## Requirement
Reproduce the listing below word for word, from its first line through the line holding "The fourteenth surface", both ends included.
===
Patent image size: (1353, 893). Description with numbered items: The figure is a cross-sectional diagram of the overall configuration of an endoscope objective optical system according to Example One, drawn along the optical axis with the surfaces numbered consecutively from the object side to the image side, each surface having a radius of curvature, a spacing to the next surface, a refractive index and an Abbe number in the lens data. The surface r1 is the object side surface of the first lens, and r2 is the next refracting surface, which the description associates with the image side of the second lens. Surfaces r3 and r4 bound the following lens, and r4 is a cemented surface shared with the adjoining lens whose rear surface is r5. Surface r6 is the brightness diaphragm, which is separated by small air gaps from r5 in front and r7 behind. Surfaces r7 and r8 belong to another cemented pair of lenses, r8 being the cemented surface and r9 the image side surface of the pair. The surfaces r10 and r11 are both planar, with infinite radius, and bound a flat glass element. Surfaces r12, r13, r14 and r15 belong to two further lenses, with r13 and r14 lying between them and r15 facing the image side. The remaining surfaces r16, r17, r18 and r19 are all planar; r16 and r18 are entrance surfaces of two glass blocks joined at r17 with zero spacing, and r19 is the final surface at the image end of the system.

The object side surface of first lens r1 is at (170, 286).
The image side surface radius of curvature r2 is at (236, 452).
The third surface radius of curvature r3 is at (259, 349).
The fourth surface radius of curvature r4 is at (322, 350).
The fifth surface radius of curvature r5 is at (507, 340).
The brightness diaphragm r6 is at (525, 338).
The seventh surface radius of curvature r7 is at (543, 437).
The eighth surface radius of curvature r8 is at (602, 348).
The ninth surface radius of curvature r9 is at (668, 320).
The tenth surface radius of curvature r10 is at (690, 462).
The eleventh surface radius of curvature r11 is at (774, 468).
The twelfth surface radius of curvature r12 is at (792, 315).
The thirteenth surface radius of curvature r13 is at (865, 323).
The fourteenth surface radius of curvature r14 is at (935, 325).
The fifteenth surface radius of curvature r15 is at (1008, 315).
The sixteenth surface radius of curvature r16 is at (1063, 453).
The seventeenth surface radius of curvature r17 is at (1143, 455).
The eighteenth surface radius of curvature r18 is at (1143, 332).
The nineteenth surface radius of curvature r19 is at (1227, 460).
===
## Output for this task
Patent image size: (1353, 893). Description with numbered items: The figure is a cross-sectional diagram of the overall configuration of an endoscope objective optical system according to Example One, drawn along the optical axis with the surfaces numbered consecutively from the object side to the image side, each surface having a radius of curvature, a spacing to the next surface, a refractive index and an Abbe number in the lens data. The surface r1 is the object side surface of the first lens, and r2 is the next refracting surface, which the description associates with the image side of the second lens. Surfaces r3 and r4 bound the following lens, and r4 is a cemented surface shared with the adjoining lens whose rear surface is r5. Surface r6 is the brightness diaphragm, which is separated by small air gaps from r5 in front and r7 behind. Surfaces r7 and r8 belong to another cemented pair of lenses, r8 being the cemented surface and r9 the image side surface of the pair. The surfaces r10 and r11 are both planar, with infinite radius, and bound a flat glass element. Surfaces r12, r13, r14 and r15 belong to two further lenses, with r13 and r14 lying between them and r15 facing the image side. The remaining surfaces r16, r17, r18 and r19 are all planar; r16 and r18 are entrance surfaces of two glass blocks joined at r17 with zero spacing, and r19 is the final surface at the image end of the system.

The object side surface of first lens r1 is at (170, 286).
The image side surface radius of curvature r2 is at (236, 452).
The third surface radius of curvature r3 is at (259, 349).
The fourth surface radius of curvature r4 is at (322, 350).
The fifth surface radius of curvature r5 is at (507, 340).
The brightness diaphragm r6 is at (525, 338).
The seventh surface radius of curvature r7 is at (543, 437).
The eighth surface radius of curvature r8 is at (602, 348).
The ninth surface radius of curvature r9 is at (668, 320).
The tenth surface radius of curvature r10 is at (690, 462).
The eleventh surface radius of curvature r11 is at (774, 468).
The twelfth surface radius of curvature r12 is at (792, 315).
The thirteenth surface radius of curvature r13 is at (865, 323).
The fourteenth surface radius of curvature r14 is at (935, 325).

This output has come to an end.